● **PROBLEM DESCRIPTION**
Present every line in which the string "Korea" appears.

● **ENTRIES SHOWN**
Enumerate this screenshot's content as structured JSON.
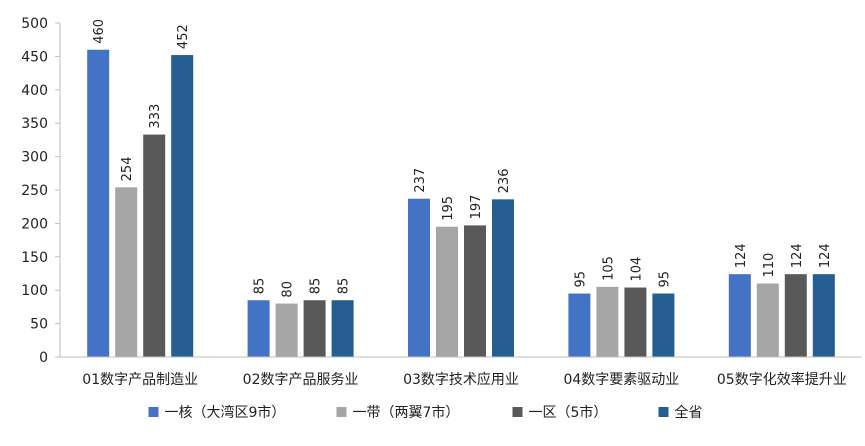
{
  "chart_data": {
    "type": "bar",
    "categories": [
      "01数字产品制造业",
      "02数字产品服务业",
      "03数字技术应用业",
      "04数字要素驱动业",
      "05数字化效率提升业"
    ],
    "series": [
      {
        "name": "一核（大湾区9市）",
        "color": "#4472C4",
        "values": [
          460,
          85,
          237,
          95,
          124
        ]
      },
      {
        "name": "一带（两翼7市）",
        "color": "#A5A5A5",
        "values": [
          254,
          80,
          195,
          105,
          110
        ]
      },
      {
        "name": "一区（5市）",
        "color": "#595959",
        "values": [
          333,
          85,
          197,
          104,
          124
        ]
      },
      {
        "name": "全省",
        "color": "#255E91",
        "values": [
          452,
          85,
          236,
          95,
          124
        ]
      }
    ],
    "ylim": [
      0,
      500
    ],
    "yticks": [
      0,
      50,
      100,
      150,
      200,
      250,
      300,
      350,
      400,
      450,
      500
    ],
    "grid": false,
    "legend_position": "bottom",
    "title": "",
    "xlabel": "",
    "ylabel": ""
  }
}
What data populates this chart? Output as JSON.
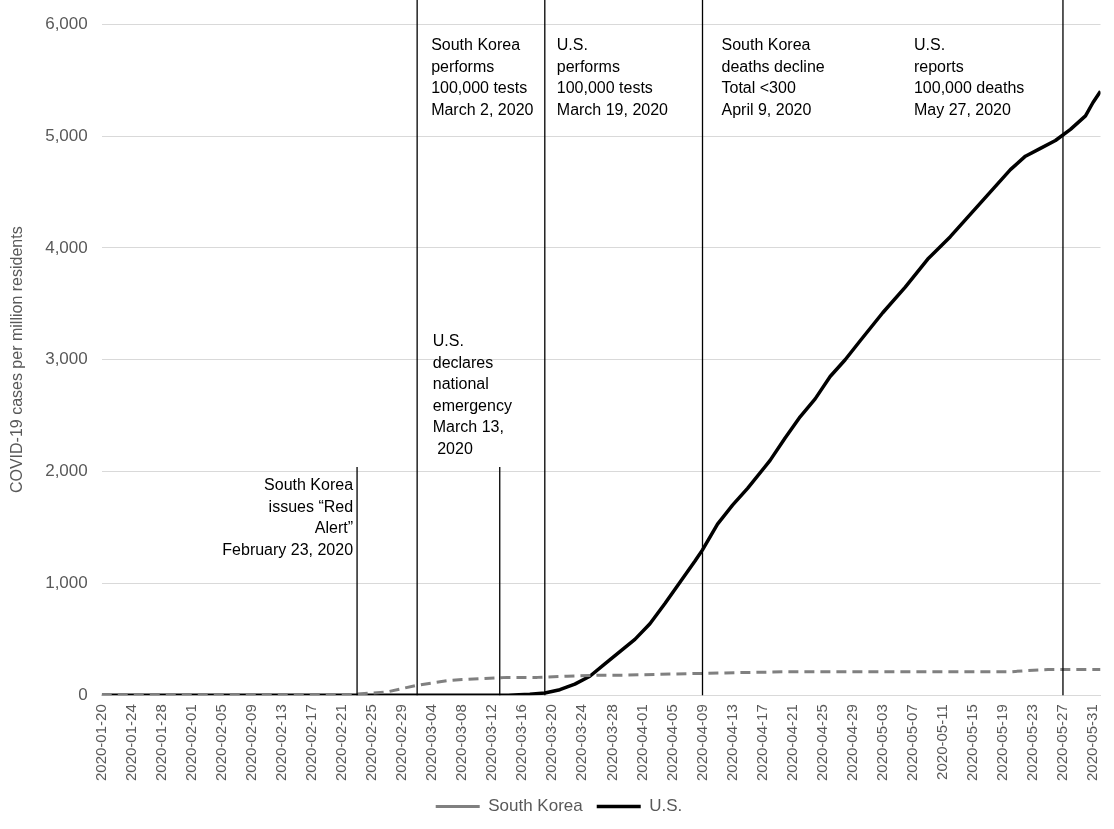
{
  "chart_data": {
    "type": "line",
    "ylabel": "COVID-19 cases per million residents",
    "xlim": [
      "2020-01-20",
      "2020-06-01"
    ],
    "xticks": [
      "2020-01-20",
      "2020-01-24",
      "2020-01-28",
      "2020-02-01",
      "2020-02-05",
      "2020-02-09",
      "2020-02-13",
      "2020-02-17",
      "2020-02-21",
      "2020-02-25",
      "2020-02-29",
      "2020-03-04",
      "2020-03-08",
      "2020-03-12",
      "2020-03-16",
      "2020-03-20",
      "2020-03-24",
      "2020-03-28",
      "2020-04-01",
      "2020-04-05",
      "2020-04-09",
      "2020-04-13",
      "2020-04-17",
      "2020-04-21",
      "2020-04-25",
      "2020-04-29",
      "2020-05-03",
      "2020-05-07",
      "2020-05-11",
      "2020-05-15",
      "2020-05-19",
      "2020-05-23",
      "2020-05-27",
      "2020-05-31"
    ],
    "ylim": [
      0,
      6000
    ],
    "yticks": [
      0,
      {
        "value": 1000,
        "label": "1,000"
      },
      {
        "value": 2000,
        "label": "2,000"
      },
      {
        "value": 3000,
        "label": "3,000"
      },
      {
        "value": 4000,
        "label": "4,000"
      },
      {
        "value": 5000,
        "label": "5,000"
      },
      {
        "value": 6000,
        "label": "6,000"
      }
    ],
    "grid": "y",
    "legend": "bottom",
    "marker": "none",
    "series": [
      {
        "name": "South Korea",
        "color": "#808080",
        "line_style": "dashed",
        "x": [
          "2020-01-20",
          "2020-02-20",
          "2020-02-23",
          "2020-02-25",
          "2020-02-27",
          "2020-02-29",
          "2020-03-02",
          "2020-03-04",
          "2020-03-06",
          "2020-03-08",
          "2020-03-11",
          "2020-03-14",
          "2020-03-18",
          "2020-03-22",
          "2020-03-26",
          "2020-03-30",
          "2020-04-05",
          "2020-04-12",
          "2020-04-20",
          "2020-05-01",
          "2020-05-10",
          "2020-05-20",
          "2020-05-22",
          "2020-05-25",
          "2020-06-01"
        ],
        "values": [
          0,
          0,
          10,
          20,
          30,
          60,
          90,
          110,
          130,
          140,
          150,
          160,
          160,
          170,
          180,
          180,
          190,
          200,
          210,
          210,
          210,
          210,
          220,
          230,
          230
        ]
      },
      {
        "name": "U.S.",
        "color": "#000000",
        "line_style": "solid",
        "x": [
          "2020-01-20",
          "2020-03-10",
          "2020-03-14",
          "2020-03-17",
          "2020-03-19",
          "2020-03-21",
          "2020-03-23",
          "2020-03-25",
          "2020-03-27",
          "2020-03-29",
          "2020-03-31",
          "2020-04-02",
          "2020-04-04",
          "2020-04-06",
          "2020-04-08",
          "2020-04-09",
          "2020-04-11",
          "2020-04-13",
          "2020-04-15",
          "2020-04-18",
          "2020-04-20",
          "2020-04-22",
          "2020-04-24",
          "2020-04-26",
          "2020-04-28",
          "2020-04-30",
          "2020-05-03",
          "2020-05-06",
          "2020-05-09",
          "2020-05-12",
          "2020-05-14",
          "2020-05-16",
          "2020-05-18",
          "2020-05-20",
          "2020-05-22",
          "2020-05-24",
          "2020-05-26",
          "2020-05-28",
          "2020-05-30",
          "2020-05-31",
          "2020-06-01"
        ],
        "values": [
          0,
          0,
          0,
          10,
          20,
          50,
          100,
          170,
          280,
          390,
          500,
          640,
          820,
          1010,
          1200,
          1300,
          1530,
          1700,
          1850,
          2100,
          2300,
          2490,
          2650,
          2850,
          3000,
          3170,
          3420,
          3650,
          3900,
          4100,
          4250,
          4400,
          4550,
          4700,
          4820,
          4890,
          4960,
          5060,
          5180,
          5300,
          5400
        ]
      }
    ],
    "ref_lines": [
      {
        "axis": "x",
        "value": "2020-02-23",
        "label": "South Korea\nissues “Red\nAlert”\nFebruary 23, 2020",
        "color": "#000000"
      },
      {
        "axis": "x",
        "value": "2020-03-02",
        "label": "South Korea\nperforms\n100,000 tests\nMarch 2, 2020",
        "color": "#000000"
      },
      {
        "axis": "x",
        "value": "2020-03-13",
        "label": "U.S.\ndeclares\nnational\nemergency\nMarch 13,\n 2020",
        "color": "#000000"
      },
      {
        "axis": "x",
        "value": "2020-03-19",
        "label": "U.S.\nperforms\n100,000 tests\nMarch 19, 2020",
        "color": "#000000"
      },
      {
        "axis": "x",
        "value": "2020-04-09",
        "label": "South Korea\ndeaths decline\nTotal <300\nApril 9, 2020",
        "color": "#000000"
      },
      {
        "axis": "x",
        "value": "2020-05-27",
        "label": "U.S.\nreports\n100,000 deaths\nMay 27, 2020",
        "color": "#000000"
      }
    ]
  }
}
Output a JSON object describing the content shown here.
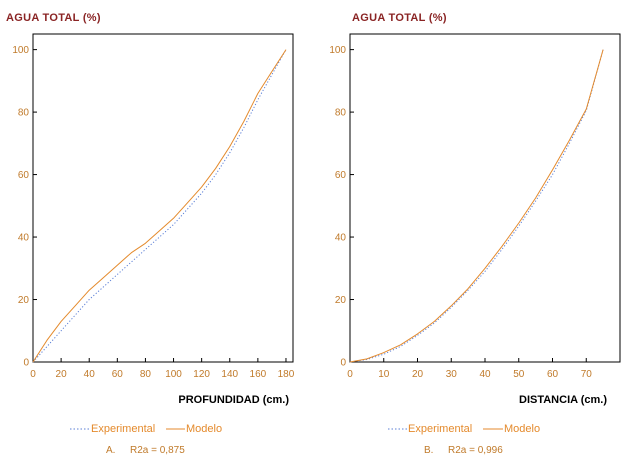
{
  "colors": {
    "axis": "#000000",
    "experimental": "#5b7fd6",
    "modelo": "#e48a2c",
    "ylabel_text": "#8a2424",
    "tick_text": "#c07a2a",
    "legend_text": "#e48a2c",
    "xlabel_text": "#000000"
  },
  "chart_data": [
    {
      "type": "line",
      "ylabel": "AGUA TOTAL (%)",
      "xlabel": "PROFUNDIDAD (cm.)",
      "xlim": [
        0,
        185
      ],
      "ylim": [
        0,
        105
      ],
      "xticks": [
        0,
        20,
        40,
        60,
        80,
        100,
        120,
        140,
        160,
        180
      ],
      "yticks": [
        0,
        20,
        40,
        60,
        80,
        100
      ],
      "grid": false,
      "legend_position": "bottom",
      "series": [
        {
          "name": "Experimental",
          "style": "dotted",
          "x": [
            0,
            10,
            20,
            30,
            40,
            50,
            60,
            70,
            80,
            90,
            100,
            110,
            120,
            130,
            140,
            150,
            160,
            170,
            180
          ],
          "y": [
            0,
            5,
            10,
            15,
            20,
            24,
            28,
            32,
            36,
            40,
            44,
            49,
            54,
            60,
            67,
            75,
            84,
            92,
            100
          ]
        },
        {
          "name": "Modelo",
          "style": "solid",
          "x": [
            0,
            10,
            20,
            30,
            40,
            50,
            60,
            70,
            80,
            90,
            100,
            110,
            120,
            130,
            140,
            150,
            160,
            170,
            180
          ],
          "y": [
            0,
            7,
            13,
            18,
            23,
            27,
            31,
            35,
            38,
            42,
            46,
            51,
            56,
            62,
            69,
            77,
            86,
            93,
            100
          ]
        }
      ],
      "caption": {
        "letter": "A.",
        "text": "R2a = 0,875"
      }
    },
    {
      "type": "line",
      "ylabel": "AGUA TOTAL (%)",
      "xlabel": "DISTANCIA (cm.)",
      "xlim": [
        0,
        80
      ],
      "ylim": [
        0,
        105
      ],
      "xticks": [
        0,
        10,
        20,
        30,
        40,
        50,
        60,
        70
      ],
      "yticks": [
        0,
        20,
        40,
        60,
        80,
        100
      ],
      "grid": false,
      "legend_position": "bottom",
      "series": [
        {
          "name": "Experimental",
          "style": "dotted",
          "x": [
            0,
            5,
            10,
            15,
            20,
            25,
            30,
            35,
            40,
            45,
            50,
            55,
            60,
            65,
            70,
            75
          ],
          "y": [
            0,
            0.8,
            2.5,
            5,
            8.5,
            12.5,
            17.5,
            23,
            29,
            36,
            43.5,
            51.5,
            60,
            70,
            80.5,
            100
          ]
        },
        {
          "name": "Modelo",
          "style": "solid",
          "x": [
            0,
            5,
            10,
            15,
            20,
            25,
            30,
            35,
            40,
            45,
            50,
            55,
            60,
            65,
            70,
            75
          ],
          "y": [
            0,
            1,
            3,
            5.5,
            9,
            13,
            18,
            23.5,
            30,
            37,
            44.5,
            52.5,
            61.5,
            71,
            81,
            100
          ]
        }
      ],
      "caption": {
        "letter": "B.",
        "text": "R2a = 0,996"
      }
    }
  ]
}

● **FINISHED EXERCISE**
        "name": "South Korea",
        "label": "South Korea\nissues “Red\nAlert”\nFebruary 23, 2020",
        "label": "South Korea\nperforms\n100,000 tests\nMarch 2, 2020",
        "label": "South Korea\ndeaths decline\nTotal <300\nApril 9, 2020",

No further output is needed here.